Source records =
┄┄┄┄┄┄┄┄┄┄┄┄┄┄┄┄┄┄┄┄

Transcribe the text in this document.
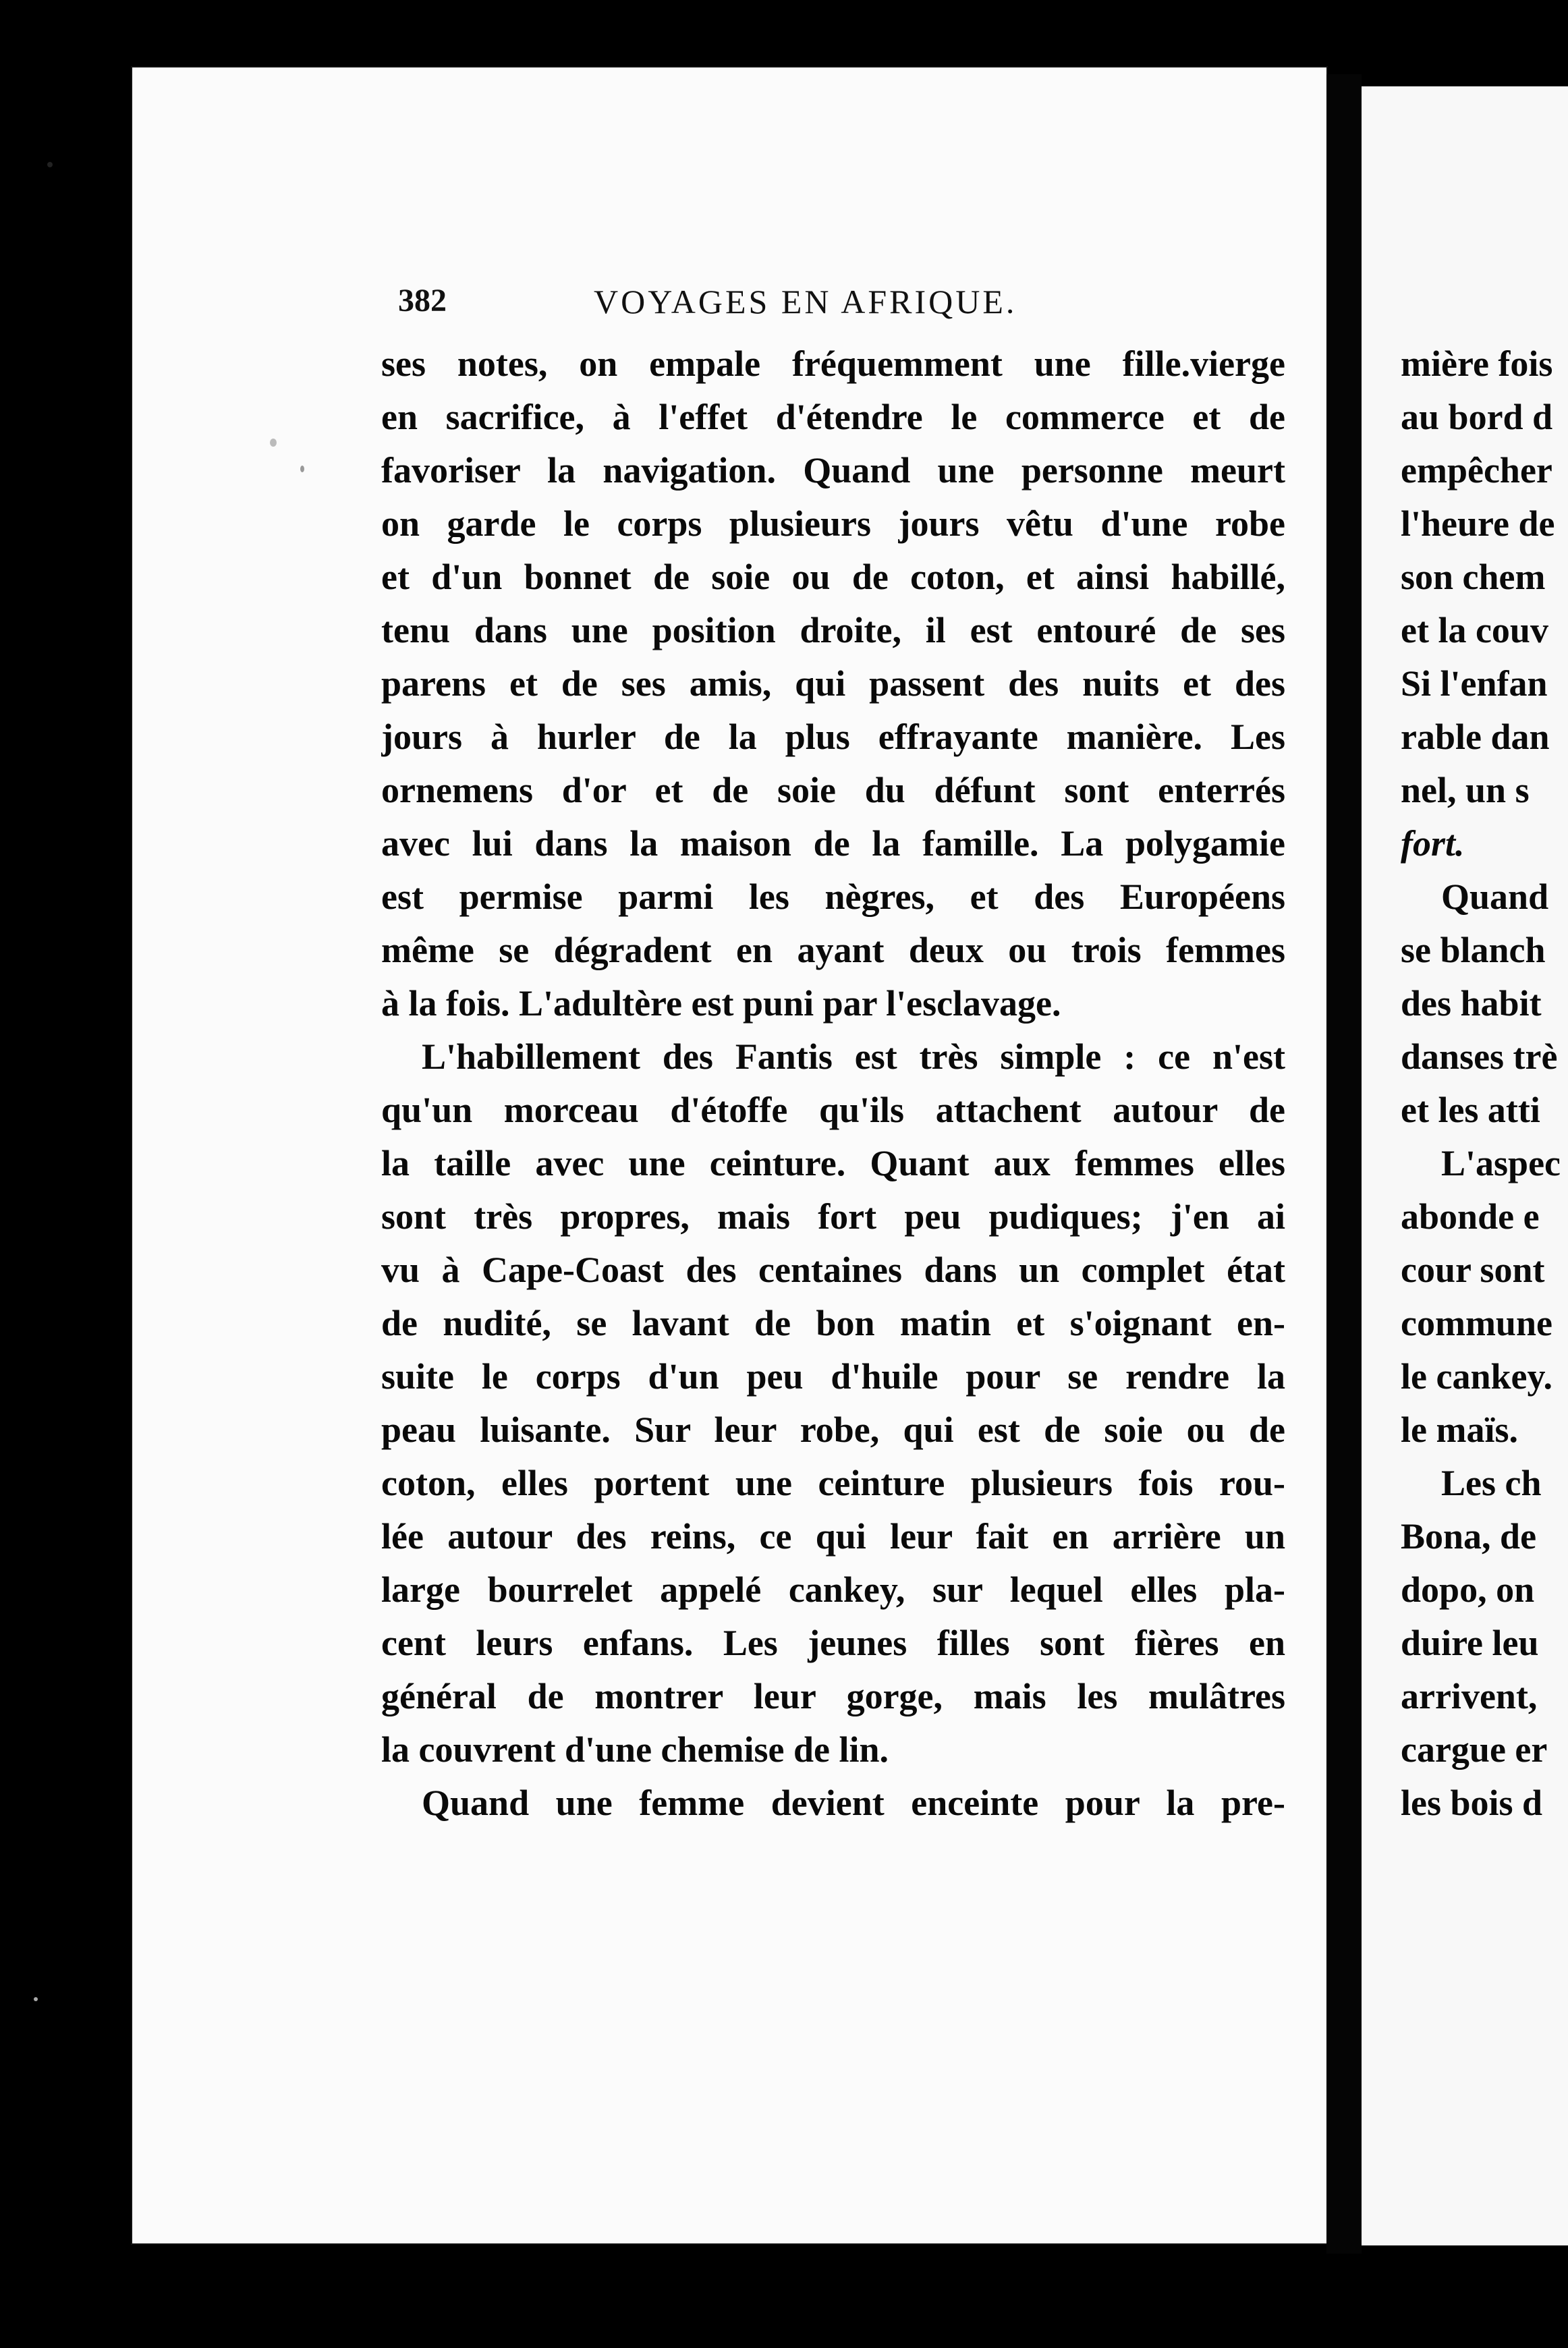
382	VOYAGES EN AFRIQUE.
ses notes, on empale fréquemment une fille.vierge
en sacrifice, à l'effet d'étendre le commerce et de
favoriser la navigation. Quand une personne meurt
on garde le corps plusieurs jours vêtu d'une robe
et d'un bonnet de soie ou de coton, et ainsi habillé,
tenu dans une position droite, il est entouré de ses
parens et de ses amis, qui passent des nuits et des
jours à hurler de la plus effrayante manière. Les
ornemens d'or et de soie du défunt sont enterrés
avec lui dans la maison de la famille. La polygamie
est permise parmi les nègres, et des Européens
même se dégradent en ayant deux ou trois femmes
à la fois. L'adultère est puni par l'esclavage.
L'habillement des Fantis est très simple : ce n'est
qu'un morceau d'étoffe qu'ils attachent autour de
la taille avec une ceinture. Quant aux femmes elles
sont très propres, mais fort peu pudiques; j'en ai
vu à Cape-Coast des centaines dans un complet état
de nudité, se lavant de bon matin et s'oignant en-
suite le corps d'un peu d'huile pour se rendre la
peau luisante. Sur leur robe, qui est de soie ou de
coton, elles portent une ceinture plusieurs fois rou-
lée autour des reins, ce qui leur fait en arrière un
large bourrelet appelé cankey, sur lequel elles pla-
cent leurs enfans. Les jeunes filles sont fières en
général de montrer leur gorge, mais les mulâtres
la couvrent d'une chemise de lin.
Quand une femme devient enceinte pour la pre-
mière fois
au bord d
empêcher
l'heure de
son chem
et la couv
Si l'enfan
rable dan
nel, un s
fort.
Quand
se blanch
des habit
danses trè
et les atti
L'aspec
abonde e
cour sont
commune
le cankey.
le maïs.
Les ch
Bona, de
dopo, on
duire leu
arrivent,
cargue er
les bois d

┄┄┄┄┄┄┄┄┄┄┄┄┄┄┄┄┄┄┄┄

Request = Repeat all the records above exactly, leaving out any pictures.

Solution below =
Transcribe the text in this document.
382	VOYAGES EN AFRIQUE.
ses notes, on empale fréquemment une fille.vierge
en sacrifice, à l'effet d'étendre le commerce et de
favoriser la navigation. Quand une personne meurt
on garde le corps plusieurs jours vêtu d'une robe
et d'un bonnet de soie ou de coton, et ainsi habillé,
tenu dans une position droite, il est entouré de ses
parens et de ses amis, qui passent des nuits et des
jours à hurler de la plus effrayante manière. Les
ornemens d'or et de soie du défunt sont enterrés
avec lui dans la maison de la famille. La polygamie
est permise parmi les nègres, et des Européens
même se dégradent en ayant deux ou trois femmes
à la fois. L'adultère est puni par l'esclavage.
L'habillement des Fantis est très simple : ce n'est
qu'un morceau d'étoffe qu'ils attachent autour de
la taille avec une ceinture. Quant aux femmes elles
sont très propres, mais fort peu pudiques; j'en ai
vu à Cape-Coast des centaines dans un complet état
de nudité, se lavant de bon matin et s'oignant en-
suite le corps d'un peu d'huile pour se rendre la
peau luisante. Sur leur robe, qui est de soie ou de
coton, elles portent une ceinture plusieurs fois rou-
lée autour des reins, ce qui leur fait en arrière un
large bourrelet appelé cankey, sur lequel elles pla-
cent leurs enfans. Les jeunes filles sont fières en
général de montrer leur gorge, mais les mulâtres
la couvrent d'une chemise de lin.
Quand une femme devient enceinte pour la pre-
mière fois
au bord d
empêcher
l'heure de
son chem
et la couv
Si l'enfan
rable dan
nel, un s
fort.
Quand
se blanch
des habit
danses trè
et les atti
L'aspec
abonde e
cour sont
commune
le cankey.
le maïs.
Les ch
Bona, de
dopo, on
duire leu
arrivent,
cargue er
les bois d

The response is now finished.